### What you are asked to do
Output the entries below so that they read exactly as they do now.
**** The input ****
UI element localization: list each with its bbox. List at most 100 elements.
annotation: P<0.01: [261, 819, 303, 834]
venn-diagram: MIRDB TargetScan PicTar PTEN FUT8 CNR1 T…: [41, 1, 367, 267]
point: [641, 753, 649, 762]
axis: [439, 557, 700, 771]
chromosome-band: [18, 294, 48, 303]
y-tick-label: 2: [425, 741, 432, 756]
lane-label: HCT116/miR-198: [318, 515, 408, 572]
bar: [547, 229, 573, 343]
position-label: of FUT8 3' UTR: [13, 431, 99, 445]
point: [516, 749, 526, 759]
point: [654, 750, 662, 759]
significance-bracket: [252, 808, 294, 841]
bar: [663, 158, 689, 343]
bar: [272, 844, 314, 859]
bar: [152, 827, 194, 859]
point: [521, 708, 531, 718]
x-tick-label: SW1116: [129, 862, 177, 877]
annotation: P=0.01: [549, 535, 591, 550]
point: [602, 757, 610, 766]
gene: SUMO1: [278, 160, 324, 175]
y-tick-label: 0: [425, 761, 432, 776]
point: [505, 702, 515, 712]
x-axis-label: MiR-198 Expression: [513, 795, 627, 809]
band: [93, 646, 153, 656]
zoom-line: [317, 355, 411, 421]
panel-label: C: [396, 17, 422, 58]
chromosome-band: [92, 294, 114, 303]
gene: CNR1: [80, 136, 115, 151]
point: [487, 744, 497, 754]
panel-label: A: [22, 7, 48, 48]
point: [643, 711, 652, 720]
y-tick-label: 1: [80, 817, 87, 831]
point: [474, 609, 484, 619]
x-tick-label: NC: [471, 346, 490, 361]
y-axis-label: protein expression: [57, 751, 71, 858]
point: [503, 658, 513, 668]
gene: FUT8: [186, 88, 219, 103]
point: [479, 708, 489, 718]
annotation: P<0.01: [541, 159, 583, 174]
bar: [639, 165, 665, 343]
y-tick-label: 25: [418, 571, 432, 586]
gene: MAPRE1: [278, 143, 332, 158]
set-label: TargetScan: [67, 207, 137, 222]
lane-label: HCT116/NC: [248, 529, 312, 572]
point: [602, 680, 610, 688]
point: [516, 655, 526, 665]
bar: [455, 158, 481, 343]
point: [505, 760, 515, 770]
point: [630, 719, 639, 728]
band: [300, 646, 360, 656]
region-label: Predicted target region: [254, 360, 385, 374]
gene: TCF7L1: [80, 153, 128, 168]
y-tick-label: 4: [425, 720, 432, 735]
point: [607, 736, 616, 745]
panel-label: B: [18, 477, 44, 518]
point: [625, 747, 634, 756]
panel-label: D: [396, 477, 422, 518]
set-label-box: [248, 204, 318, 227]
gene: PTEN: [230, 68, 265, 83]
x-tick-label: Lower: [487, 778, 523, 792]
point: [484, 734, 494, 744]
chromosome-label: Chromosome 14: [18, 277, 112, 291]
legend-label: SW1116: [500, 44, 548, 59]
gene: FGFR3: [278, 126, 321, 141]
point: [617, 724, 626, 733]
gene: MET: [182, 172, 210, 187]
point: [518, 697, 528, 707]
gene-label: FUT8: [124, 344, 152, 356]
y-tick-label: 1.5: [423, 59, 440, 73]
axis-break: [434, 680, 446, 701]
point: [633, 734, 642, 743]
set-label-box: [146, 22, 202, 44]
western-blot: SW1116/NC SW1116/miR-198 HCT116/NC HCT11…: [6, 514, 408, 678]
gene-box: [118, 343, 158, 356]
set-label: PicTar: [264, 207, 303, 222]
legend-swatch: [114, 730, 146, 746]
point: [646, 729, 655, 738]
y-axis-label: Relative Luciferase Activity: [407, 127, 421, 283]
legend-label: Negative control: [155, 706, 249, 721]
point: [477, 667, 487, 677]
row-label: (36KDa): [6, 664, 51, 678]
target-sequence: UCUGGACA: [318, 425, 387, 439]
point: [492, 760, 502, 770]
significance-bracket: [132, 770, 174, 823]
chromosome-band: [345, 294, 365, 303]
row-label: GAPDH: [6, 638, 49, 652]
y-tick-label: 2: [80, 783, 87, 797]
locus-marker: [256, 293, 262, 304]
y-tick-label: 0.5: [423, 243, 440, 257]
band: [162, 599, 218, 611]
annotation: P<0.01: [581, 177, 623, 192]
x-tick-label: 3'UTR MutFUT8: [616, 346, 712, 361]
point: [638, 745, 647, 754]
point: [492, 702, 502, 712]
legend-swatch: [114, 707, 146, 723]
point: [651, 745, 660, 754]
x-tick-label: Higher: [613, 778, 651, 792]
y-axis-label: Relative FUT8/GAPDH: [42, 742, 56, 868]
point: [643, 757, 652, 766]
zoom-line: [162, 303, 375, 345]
****
### Expected answer
UI element localization: list each with its bbox. List at most 100 elements.
annotation: P<0.01: [261, 819, 303, 834]
venn-diagram: MIRDB TargetScan PicTar PTEN FUT8 CNR1 T…: [41, 1, 367, 267]
point: [641, 753, 649, 762]
axis: [439, 557, 700, 771]
chromosome-band: [18, 294, 48, 303]
y-tick-label: 2: [425, 741, 432, 756]
lane-label: HCT116/miR-198: [318, 515, 408, 572]
bar: [547, 229, 573, 343]
position-label: of FUT8 3' UTR: [13, 431, 99, 445]
point: [516, 749, 526, 759]
point: [654, 750, 662, 759]
significance-bracket: [252, 808, 294, 841]
bar: [663, 158, 689, 343]
bar: [272, 844, 314, 859]
bar: [152, 827, 194, 859]
point: [521, 708, 531, 718]
x-tick-label: SW1116: [129, 862, 177, 877]
annotation: P=0.01: [549, 535, 591, 550]
point: [602, 757, 610, 766]
gene: SUMO1: [278, 160, 324, 175]
y-tick-label: 0: [425, 761, 432, 776]
point: [505, 702, 515, 712]
x-axis-label: MiR-198 Expression: [513, 795, 627, 809]
band: [93, 646, 153, 656]
zoom-line: [317, 355, 411, 421]
panel-label: C: [396, 17, 422, 58]
chromosome-band: [92, 294, 114, 303]
gene: CNR1: [80, 136, 115, 151]
point: [487, 744, 497, 754]
panel-label: A: [22, 7, 48, 48]
point: [643, 711, 652, 720]
y-tick-label: 1: [80, 817, 87, 831]
point: [474, 609, 484, 619]
x-tick-label: NC: [471, 346, 490, 361]
y-axis-label: protein expression: [57, 751, 71, 858]
point: [503, 658, 513, 668]
gene: FUT8: [186, 88, 219, 103]
point: [479, 708, 489, 718]
annotation: P<0.01: [541, 159, 583, 174]
bar: [639, 165, 665, 343]
y-tick-label: 25: [418, 571, 432, 586]
gene: MAPRE1: [278, 143, 332, 158]
set-label: TargetScan: [67, 207, 137, 222]
lane-label: HCT116/NC: [248, 529, 312, 572]
point: [602, 680, 610, 688]
point: [516, 655, 526, 665]
bar: [455, 158, 481, 343]
point: [505, 760, 515, 770]
point: [630, 719, 639, 728]
band: [300, 646, 360, 656]
region-label: Predicted target region: [254, 360, 385, 374]
gene: TCF7L1: [80, 153, 128, 168]
y-tick-label: 4: [425, 720, 432, 735]
point: [607, 736, 616, 745]
panel-label: B: [18, 477, 44, 518]
point: [625, 747, 634, 756]
panel-label: D: [396, 477, 422, 518]
set-label-box: [248, 204, 318, 227]
gene: PTEN: [230, 68, 265, 83]
x-tick-label: Lower: [487, 778, 523, 792]
point: [484, 734, 494, 744]
chromosome-label: Chromosome 14: [18, 277, 112, 291]
legend-label: SW1116: [500, 44, 548, 59]
gene: FGFR3: [278, 126, 321, 141]
point: [617, 724, 626, 733]
gene: MET: [182, 172, 210, 187]
point: [518, 697, 528, 707]
gene-label: FUT8: [124, 344, 152, 356]
y-tick-label: 1.5: [423, 59, 440, 73]
axis-break: [434, 680, 446, 701]
point: [633, 734, 642, 743]
set-label-box: [146, 22, 202, 44]
western-blot: SW1116/NC SW1116/miR-198 HCT116/NC HCT11…: [6, 514, 408, 678]
gene-box: [118, 343, 158, 356]
set-label: PicTar: [264, 207, 303, 222]
legend-swatch: [114, 730, 146, 746]
point: [646, 729, 655, 738]
y-axis-label: Relative Luciferase Activity: [407, 127, 421, 283]
legend-label: Negative control: [155, 706, 249, 721]
point: [477, 667, 487, 677]
row-label: (36KDa): [6, 664, 51, 678]
target-sequence: UCUGGACA: [318, 425, 387, 439]
point: [492, 760, 502, 770]
significance-bracket: [132, 770, 174, 823]
chromosome-band: [345, 294, 365, 303]
row-label: GAPDH: [6, 638, 49, 652]
y-tick-label: 2: [80, 783, 87, 797]
locus-marker: [256, 293, 262, 304]
y-tick-label: 0.5: [423, 243, 440, 257]
band: [162, 599, 218, 611]
annotation: P<0.01: [581, 177, 623, 192]
x-tick-label: 3'UTR MutFUT8: [616, 346, 712, 361]
point: [638, 745, 647, 754]
point: [492, 702, 502, 712]
legend-swatch: [114, 707, 146, 723]
point: [651, 745, 660, 754]
x-tick-label: Higher: [613, 778, 651, 792]
y-axis-label: Relative FUT8/GAPDH: [42, 742, 56, 868]
point: [643, 757, 652, 766]
zoom-line: [162, 303, 375, 345]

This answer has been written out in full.